▶ [WHAT IS EXPECTED] Only lines holding the string "requires" are wanted; copy each one from the material.

[A block of data]
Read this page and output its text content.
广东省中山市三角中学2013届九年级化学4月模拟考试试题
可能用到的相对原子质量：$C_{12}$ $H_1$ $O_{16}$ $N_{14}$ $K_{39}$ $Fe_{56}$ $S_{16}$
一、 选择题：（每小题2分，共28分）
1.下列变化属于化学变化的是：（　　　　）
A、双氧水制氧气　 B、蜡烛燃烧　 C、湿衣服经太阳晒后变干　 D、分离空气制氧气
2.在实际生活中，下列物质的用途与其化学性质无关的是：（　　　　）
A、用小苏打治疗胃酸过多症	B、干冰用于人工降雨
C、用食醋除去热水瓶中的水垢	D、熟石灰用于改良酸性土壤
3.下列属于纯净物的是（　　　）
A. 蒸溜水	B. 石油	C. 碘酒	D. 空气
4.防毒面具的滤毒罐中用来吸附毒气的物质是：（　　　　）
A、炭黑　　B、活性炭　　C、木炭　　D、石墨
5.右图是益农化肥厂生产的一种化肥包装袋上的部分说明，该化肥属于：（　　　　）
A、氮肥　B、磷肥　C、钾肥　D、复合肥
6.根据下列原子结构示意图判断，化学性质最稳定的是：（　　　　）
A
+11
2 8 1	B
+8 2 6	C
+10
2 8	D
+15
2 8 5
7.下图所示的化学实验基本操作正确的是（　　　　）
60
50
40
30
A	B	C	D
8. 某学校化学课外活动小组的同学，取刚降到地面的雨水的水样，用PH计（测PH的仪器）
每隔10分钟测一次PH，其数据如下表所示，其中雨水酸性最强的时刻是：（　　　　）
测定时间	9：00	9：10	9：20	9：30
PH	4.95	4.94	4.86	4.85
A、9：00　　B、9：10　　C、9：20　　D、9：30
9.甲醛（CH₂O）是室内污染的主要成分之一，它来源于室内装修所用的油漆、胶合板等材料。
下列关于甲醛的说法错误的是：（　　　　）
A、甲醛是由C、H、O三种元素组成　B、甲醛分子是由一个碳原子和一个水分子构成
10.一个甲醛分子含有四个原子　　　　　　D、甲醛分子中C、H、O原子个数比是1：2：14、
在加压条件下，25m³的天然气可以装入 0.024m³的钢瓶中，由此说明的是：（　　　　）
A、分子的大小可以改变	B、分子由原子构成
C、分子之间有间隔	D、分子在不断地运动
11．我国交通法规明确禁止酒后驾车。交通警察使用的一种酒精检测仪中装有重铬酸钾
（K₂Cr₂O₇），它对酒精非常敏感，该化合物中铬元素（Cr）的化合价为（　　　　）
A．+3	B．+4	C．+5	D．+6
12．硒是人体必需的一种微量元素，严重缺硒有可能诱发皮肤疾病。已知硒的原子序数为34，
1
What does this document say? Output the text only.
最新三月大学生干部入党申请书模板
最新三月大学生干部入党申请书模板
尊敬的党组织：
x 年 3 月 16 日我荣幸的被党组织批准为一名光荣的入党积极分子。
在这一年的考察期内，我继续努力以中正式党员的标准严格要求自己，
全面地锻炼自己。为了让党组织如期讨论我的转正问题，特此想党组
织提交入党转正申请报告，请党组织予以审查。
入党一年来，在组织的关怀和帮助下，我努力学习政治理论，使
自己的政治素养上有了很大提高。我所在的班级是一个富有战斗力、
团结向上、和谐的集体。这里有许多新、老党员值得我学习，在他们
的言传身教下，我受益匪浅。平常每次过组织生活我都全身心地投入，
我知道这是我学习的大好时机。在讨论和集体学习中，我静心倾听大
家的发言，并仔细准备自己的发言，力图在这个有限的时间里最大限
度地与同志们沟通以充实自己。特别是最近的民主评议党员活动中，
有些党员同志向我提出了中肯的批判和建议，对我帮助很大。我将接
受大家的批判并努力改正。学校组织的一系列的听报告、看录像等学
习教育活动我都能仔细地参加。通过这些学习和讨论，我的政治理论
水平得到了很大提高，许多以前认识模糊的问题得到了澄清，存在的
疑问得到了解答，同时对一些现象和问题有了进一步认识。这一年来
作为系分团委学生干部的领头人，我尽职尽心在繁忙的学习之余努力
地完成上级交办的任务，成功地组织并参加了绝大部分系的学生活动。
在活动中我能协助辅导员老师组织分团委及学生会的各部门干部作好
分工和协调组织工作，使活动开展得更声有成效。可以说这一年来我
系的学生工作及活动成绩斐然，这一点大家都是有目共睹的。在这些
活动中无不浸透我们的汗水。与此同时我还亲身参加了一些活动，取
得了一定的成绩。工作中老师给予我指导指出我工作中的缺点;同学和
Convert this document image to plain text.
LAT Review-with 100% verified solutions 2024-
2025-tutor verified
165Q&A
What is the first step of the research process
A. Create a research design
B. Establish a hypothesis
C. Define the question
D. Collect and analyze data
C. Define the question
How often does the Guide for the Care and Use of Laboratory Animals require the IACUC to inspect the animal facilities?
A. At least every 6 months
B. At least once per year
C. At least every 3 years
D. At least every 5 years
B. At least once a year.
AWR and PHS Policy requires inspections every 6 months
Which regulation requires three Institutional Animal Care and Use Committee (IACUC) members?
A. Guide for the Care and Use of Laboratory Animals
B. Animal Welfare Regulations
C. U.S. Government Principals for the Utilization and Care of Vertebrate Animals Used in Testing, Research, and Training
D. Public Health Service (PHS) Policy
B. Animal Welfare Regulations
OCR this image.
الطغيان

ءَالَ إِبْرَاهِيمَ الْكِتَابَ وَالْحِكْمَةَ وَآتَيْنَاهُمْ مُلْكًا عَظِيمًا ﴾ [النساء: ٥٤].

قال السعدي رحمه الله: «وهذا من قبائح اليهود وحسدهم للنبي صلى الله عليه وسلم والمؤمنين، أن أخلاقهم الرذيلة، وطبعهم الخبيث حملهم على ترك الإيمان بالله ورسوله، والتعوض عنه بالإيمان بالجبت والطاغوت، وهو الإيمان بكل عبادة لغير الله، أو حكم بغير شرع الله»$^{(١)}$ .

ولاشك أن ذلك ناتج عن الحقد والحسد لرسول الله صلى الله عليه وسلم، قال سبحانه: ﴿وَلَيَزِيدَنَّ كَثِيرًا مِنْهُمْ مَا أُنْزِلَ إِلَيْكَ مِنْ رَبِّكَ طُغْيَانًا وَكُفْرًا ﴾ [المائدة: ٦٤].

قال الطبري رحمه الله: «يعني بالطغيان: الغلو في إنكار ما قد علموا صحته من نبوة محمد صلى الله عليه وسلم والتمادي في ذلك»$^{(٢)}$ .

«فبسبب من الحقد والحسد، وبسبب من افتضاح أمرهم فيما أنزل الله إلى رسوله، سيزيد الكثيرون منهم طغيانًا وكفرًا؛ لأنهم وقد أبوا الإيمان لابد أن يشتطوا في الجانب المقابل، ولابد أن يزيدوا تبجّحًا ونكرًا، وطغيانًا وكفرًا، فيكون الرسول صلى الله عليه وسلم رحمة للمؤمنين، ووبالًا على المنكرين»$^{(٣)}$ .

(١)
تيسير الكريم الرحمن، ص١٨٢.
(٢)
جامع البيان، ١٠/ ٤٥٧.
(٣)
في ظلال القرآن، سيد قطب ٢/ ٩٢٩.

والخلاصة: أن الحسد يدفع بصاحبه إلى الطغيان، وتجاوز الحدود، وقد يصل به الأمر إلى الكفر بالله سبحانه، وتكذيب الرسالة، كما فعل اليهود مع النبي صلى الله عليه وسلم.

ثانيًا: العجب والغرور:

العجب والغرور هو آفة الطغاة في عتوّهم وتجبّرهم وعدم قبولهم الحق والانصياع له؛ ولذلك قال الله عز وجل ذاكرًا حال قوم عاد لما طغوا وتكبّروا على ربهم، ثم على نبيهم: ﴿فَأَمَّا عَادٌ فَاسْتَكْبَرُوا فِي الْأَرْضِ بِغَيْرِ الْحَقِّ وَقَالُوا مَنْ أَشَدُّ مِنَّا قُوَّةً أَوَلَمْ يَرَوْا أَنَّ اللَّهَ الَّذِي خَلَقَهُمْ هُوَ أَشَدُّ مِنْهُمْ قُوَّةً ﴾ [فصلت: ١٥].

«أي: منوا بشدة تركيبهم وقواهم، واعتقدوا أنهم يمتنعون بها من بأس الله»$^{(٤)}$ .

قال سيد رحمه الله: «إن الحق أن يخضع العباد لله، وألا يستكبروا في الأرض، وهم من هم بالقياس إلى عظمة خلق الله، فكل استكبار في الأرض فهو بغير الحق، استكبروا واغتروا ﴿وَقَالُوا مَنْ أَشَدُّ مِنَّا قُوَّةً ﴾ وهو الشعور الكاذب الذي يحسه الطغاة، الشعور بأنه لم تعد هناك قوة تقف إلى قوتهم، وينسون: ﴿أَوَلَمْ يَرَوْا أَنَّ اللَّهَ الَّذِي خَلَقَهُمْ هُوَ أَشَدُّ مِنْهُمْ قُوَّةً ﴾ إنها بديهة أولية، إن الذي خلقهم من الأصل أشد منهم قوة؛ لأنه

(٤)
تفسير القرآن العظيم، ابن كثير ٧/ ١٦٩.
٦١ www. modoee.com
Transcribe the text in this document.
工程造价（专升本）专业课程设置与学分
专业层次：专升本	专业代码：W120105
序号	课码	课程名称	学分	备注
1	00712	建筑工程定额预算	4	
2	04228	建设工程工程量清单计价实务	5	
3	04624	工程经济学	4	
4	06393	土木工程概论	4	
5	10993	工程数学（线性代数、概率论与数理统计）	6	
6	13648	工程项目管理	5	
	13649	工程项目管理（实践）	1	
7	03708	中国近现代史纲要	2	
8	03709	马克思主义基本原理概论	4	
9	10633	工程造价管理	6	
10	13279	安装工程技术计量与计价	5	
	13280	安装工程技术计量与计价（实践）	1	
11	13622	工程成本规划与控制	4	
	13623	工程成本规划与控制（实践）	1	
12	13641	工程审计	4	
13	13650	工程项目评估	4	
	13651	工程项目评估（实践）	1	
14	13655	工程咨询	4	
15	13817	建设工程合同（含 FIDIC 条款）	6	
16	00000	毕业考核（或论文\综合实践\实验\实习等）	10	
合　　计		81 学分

▶ [RESPONSE FOR THIS EXERCISE]
AWR and PHS Policy requires inspections every 6 months
Which regulation requires three Institutional Animal Care and Use Committee (IACUC) members?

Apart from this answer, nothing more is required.